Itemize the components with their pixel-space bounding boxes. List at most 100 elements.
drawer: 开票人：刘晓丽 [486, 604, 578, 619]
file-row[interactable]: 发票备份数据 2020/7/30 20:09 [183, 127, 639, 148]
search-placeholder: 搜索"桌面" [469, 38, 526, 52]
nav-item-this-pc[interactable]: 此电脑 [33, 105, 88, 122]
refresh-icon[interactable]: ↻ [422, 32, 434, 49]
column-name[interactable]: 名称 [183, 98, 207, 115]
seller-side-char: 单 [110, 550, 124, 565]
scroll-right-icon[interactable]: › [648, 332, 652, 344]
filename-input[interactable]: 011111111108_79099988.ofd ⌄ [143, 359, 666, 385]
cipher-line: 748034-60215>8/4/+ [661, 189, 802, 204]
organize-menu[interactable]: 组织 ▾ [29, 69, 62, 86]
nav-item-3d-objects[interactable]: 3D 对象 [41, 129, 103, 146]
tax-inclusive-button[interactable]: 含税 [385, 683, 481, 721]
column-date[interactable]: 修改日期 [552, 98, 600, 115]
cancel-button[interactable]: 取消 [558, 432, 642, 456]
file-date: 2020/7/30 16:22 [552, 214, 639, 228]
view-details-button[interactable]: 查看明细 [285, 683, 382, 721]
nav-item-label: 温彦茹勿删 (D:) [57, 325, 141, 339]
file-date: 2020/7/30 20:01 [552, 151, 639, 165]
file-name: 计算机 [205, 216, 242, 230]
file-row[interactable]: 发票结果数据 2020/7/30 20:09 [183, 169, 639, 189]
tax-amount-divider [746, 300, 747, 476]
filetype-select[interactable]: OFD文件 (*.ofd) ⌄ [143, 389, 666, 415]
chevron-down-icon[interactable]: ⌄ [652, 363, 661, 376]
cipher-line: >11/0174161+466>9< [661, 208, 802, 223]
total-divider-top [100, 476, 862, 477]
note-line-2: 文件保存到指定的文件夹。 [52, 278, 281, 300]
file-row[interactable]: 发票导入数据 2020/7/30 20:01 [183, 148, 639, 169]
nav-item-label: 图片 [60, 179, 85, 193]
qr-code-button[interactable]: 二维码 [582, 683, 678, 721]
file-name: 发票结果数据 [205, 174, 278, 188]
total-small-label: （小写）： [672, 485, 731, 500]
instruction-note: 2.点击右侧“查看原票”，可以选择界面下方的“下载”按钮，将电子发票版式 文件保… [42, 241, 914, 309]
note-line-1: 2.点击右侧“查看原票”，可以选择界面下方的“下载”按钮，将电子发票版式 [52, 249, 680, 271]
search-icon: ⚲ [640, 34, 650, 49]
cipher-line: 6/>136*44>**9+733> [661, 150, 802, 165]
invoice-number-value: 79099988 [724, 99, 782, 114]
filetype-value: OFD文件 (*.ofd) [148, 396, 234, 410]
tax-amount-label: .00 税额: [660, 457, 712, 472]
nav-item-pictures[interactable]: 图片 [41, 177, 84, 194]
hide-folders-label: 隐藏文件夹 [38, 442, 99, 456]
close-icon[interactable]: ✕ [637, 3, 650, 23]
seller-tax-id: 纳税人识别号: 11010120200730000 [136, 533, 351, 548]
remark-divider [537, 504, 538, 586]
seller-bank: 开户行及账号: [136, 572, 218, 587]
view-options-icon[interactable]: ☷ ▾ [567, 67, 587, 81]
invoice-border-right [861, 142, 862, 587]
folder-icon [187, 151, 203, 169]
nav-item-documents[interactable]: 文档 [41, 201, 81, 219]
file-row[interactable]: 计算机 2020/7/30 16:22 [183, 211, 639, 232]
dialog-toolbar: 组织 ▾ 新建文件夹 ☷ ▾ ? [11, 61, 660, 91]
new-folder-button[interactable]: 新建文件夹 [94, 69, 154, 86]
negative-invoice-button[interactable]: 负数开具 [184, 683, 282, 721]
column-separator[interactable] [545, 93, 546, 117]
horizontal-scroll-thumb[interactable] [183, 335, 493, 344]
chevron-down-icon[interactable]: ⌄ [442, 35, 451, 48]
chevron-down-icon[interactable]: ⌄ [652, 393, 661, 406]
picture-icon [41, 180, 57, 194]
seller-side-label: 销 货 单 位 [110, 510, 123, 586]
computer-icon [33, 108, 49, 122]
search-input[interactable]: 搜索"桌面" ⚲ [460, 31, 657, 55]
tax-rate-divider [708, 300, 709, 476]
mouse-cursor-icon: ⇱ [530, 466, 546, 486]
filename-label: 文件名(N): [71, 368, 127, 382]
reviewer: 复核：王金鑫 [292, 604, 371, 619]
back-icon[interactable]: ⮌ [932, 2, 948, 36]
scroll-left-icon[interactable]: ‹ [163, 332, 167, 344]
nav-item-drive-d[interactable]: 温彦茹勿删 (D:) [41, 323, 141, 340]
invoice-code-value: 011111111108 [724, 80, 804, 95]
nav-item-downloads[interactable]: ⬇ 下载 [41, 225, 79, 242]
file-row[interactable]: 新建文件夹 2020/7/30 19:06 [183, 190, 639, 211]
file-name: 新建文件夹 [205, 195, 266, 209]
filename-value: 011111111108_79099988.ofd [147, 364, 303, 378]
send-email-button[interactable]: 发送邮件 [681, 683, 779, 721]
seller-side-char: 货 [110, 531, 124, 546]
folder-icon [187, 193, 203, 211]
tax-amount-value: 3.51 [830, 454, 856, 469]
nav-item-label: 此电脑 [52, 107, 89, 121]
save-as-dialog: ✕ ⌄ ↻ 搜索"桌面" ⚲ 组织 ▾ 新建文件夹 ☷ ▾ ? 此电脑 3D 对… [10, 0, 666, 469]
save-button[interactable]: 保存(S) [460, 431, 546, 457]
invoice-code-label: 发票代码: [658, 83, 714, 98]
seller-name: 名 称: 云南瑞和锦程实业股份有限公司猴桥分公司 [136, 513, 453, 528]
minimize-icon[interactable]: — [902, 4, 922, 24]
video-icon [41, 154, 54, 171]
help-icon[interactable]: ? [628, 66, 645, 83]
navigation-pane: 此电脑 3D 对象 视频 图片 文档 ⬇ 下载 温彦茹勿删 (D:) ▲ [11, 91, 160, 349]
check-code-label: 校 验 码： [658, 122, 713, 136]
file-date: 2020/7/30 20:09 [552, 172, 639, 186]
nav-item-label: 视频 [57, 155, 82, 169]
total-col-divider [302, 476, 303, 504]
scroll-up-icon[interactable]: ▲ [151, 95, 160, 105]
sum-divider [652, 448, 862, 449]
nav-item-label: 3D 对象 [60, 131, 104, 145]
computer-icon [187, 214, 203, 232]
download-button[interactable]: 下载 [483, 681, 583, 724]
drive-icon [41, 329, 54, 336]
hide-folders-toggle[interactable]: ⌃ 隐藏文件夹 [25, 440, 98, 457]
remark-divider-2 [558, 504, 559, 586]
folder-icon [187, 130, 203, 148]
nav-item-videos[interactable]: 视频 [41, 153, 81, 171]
==============================
• WHAT THE TASK ASKS: Filter the entries above and copy out every line that contains the string "folders".

• FULL OUTPUT:
hide-folders-label: 隐藏文件夹 [38, 442, 99, 456]
hide-folders-toggle[interactable]: ⌃ 隐藏文件夹 [25, 440, 98, 457]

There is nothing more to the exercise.